§ TASKS TO COMPLETE
a – Please answer these questions from the cyber-espionage article below, one answer a line, marked (i), (ii), (iii):
(i) Who detailed the campaign?
(ii) What post-exploitation tool did both malicious DLLs carry?
(iii) Through which public file-transfer service were stolen files staged?
b – Decide whether each statement agrees with the cyber-espionage article below. Answer yes or no and quote the deciding words.
(i) MuddyWater is tied to Iran's Ministry of Intelligence and Security.
(ii) The attackers kept access to the South Korean electronics manufacturer for two weeks.
(iii) fmapp.exe is a SentinelOne component.

← All articles

Iran-linked MuddyWater (Seedworm) spent a week inside a major South Korean electronics maker - DLL sideloading off Fortemedia audio and SentinelOne binaries, ChromElevator credential theft

Symantec's Threat Hunter Team detailed a global cyber-espionage campaign by MuddyWater (a.k.a. Seedworm, Static Kitten, Temp Zagros), an APT linked to Iran's Ministry of Intelligence and Security. The group hit at least nine organizations on four continents in Q1 2026 - including a major unnamed South Korean electronics manufacturer where attackers maintained access from February 20 to 27. They abused signed legitimate binaries fmapp.exe (a Fortemedia audio utility) and sentinelmemoryscanner.exe (a SentinelOne component) to sideload malicious DLLs called fmapp.dll and sentinelagentcore.dll, both carrying the ChromElevator post-exploitation tool that lifts data from Chrome-based browsers. Stolen files were staged through public file-transfer service sendit[.]sh to blend in.

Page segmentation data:
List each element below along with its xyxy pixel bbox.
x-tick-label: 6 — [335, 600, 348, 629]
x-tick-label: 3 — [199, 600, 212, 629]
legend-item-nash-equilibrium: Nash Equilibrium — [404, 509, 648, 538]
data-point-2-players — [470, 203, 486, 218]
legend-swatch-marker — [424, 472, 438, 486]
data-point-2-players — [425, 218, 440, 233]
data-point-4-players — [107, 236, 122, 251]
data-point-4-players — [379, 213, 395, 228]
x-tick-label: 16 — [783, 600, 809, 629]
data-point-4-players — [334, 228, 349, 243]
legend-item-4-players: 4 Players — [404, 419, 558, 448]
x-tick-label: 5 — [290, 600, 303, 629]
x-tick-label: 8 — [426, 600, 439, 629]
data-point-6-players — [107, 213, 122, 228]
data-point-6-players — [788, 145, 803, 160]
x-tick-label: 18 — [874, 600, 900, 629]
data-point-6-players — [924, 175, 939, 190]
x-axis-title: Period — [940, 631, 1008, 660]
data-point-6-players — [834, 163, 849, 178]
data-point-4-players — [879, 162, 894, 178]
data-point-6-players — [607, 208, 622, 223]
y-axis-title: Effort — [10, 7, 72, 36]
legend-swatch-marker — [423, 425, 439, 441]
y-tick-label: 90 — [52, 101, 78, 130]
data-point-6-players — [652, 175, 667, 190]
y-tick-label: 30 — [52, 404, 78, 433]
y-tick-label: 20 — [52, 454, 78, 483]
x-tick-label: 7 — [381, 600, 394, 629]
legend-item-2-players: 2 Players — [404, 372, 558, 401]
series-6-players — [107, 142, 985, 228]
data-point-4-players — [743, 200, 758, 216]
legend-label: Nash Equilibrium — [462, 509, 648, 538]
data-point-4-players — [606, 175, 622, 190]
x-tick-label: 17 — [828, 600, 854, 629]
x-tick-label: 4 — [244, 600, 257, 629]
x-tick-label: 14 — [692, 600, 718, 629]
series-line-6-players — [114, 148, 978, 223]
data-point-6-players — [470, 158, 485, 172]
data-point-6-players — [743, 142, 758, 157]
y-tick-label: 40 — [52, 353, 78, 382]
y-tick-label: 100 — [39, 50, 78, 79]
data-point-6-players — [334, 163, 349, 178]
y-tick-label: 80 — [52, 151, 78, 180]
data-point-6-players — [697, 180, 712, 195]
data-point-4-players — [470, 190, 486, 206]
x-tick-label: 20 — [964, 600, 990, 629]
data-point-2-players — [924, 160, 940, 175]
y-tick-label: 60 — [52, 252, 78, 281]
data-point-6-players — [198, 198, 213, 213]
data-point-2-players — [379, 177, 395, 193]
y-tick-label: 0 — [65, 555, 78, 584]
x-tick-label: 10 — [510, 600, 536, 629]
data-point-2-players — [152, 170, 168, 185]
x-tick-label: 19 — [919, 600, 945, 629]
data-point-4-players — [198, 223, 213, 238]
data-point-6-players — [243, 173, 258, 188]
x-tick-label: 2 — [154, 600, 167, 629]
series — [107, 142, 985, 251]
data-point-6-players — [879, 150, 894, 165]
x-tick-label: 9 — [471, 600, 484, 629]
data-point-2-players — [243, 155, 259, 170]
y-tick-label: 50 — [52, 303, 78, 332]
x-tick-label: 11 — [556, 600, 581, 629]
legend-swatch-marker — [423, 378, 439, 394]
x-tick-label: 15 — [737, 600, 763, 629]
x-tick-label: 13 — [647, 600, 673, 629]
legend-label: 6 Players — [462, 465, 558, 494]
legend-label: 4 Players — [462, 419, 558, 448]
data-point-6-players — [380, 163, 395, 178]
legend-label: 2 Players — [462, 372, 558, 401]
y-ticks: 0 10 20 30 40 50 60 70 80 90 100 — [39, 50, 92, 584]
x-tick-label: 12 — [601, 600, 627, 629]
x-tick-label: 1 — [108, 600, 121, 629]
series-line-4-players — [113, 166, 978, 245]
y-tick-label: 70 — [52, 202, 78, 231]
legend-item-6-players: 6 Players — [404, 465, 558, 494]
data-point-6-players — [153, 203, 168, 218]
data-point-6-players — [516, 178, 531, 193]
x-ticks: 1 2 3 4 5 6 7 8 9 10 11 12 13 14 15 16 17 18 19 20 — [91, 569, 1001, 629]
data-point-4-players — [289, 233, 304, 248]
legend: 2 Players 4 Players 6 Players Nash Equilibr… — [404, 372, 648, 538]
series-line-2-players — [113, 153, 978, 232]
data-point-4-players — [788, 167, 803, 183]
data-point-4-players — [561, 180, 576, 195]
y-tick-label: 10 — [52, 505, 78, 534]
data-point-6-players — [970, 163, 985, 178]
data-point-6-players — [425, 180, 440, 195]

§ RESULTS IN ORDER
a –
(i) Symantec's Threat Hunter Team
(ii) ChromElevator
(iii) sendit[.]sh

b –
(i) Yes: "an APT linked to Iran's Ministry of Intelligence and Security"
(ii) No: "maintained access from February 20 to 27"
(iii) No: "fmapp.exe (a Fortemedia audio utility)"